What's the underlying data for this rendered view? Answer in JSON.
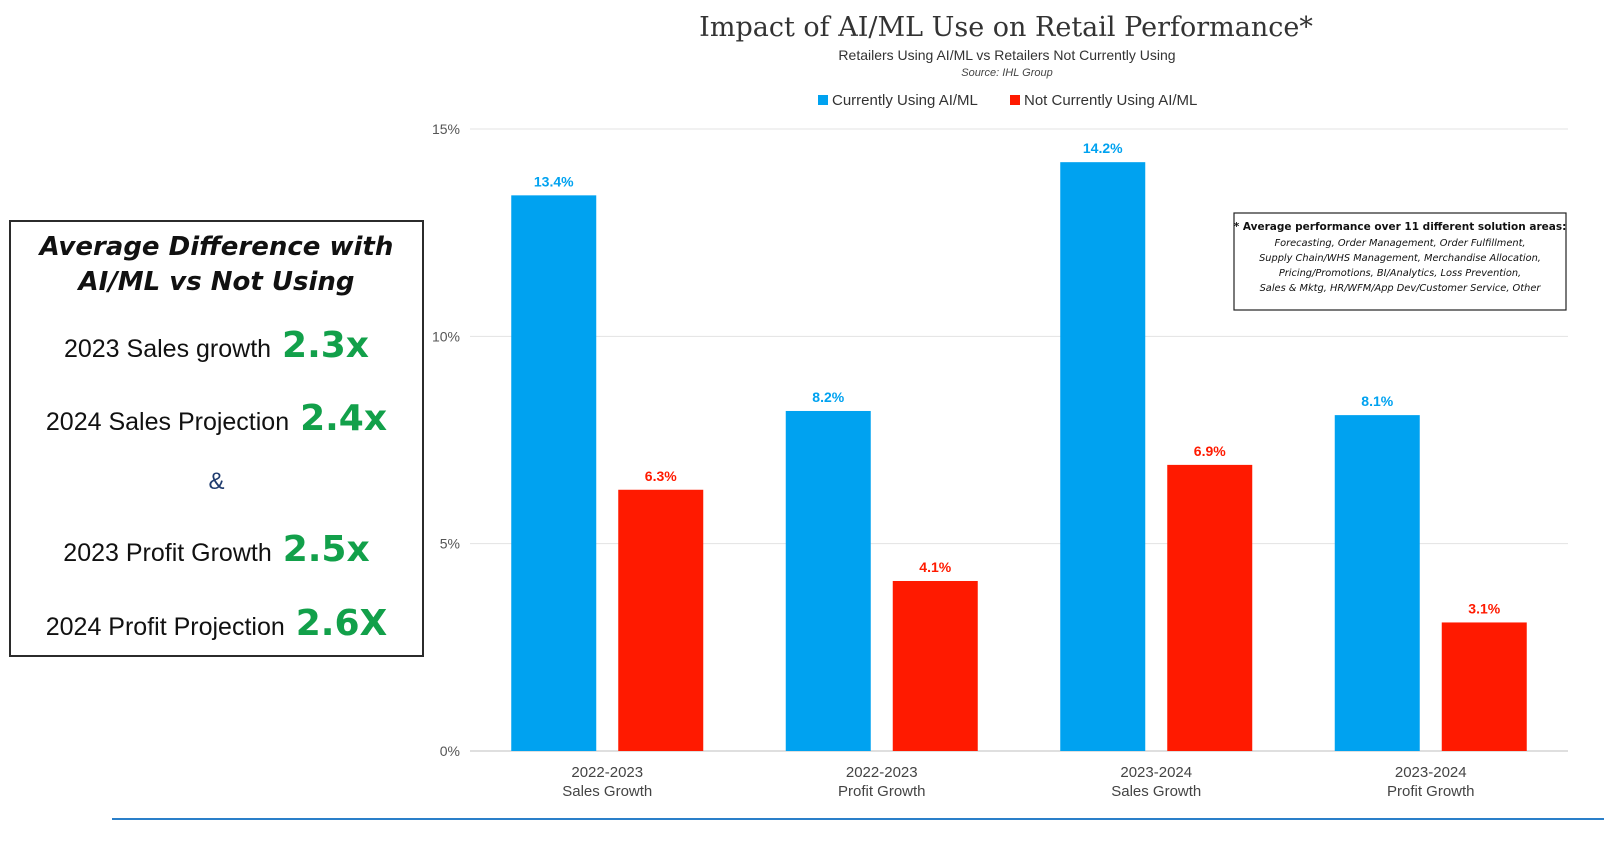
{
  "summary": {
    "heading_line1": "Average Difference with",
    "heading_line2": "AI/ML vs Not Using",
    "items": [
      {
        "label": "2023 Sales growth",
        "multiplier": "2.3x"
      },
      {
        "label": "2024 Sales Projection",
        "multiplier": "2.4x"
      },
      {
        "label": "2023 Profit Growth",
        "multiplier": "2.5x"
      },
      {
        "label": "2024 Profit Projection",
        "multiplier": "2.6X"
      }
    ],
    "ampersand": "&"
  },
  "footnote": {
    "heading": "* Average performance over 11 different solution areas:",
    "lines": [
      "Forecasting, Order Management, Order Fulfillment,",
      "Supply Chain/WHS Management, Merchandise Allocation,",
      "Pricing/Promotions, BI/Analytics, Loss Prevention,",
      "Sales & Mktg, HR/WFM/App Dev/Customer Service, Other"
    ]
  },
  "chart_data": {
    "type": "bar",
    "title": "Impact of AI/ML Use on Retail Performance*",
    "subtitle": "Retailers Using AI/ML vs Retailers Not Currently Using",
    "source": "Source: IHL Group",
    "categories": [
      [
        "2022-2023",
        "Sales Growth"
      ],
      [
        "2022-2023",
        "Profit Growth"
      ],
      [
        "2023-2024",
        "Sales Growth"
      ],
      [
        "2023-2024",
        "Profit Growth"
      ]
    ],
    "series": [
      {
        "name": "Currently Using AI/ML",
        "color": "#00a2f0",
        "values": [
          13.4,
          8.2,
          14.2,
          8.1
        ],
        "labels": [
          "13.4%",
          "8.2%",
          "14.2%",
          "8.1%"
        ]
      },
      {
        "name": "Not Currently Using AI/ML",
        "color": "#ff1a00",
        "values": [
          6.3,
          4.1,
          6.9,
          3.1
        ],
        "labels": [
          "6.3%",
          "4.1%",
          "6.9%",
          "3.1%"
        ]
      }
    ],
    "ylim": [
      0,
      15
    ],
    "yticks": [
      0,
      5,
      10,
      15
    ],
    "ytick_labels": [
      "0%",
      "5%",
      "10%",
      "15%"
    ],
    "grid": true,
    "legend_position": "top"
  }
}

+ + +

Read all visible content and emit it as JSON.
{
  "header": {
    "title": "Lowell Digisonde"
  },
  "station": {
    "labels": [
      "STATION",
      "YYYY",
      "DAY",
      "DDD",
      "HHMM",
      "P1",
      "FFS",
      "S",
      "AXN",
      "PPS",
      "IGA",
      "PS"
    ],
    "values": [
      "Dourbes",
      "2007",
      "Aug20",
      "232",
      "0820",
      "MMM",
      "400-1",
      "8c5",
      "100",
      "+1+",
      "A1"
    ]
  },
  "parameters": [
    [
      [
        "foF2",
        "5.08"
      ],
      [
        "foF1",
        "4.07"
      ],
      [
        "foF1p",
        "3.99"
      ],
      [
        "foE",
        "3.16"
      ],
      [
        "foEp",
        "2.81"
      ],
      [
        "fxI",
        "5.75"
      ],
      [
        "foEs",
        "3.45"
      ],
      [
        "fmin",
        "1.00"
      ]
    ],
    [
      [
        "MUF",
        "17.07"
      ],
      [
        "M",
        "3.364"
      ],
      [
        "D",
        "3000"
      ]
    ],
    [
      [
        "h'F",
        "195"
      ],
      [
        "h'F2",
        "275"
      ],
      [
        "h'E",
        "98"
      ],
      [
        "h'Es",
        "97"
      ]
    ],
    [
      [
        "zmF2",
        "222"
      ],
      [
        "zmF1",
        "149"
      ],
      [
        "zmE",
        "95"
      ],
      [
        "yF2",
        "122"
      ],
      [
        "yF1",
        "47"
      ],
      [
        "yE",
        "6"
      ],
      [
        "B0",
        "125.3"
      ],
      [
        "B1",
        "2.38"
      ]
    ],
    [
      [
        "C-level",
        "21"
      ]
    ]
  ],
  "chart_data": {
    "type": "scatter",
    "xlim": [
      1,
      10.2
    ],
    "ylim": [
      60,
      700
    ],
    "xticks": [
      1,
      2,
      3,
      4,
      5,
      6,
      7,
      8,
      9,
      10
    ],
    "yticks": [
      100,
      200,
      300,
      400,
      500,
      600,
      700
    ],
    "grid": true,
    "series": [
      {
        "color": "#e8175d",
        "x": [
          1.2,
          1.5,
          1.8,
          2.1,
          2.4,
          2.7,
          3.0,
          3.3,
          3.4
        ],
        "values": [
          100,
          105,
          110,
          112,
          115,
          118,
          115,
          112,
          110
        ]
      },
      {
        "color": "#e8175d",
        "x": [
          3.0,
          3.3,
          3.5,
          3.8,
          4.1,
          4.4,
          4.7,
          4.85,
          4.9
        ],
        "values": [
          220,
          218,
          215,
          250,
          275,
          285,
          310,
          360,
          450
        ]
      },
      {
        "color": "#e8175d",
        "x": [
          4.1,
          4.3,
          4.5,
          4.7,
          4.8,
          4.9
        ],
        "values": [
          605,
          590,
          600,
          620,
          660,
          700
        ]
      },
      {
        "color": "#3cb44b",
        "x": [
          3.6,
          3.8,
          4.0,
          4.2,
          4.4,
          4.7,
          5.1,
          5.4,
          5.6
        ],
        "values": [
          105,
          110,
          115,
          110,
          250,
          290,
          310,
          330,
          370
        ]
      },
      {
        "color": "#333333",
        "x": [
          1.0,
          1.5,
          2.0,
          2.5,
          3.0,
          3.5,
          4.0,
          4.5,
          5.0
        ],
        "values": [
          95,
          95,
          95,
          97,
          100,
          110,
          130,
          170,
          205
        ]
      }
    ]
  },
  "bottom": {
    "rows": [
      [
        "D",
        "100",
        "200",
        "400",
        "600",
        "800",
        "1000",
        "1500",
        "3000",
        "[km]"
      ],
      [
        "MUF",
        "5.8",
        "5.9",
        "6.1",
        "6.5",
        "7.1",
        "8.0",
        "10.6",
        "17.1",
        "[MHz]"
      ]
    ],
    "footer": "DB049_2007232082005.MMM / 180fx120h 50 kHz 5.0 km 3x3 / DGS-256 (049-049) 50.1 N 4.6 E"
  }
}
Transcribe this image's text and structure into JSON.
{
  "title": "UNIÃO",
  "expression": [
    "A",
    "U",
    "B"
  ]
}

+ + +

__STATED GOAL__: Only the number should be given: how many lines of the data contain the word "multiplier"?

__FULL OUTPUT__: 4